-- start --

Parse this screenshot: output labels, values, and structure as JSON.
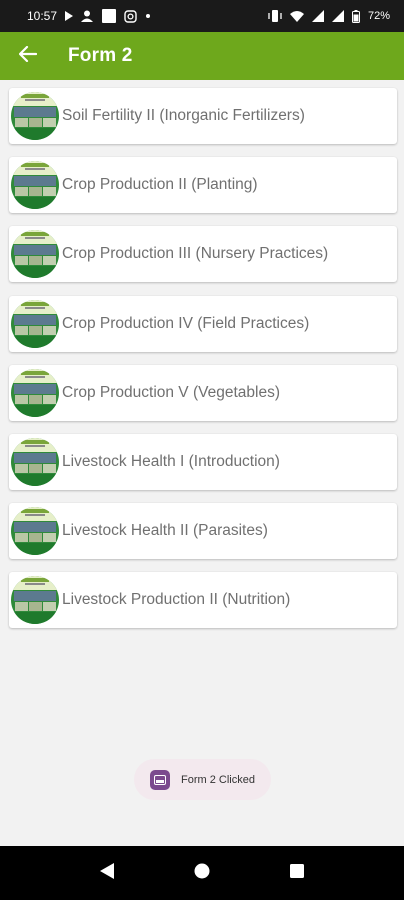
{
  "status_bar": {
    "time": "10:57",
    "battery": "72%",
    "icons": [
      "play-icon",
      "person-icon",
      "square-icon",
      "instagram-icon",
      "dot-icon",
      "vibrate-icon",
      "wifi-icon",
      "signal-icon",
      "battery-icon"
    ]
  },
  "app_bar": {
    "title": "Form 2",
    "back_icon": "arrow-back-icon",
    "color": "#6ea81c"
  },
  "items": [
    {
      "label": "Soil Fertility II (Inorganic Fertilizers)"
    },
    {
      "label": "Crop Production II (Planting)"
    },
    {
      "label": "Crop Production III (Nursery Practices)"
    },
    {
      "label": "Crop Production IV (Field Practices)"
    },
    {
      "label": "Crop Production V (Vegetables)"
    },
    {
      "label": "Livestock Health I (Introduction)"
    },
    {
      "label": "Livestock Health II (Parasites)"
    },
    {
      "label": "Livestock Production II (Nutrition)"
    }
  ],
  "toast": {
    "text": "Form 2 Clicked"
  },
  "nav_bar": {
    "buttons": [
      "back-triangle-icon",
      "home-circle-icon",
      "recents-square-icon"
    ]
  }
}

-- end --

_PROBLEM REQUIREMENTS:_ Return to the listing above and set it down exactly, leaving out its pictures.

_OUTPUT BELOW:_
Parse this screenshot: output labels, values, and structure as JSON.
{
  "status_bar": {
    "time": "10:57",
    "battery": "72%",
    "icons": [
      "play-icon",
      "person-icon",
      "square-icon",
      "instagram-icon",
      "dot-icon",
      "vibrate-icon",
      "wifi-icon",
      "signal-icon",
      "battery-icon"
    ]
  },
  "app_bar": {
    "title": "Form 2",
    "back_icon": "arrow-back-icon",
    "color": "#6ea81c"
  },
  "items": [
    {
      "label": "Soil Fertility II (Inorganic Fertilizers)"
    },
    {
      "label": "Crop Production II (Planting)"
    },
    {
      "label": "Crop Production III (Nursery Practices)"
    },
    {
      "label": "Crop Production IV (Field Practices)"
    },
    {
      "label": "Crop Production V (Vegetables)"
    },
    {
      "label": "Livestock Health I (Introduction)"
    },
    {
      "label": "Livestock Health II (Parasites)"
    },
    {
      "label": "Livestock Production II (Nutrition)"
    }
  ],
  "toast": {
    "text": "Form 2 Clicked"
  },
  "nav_bar": {
    "buttons": [
      "back-triangle-icon",
      "home-circle-icon",
      "recents-square-icon"
    ]
  }
}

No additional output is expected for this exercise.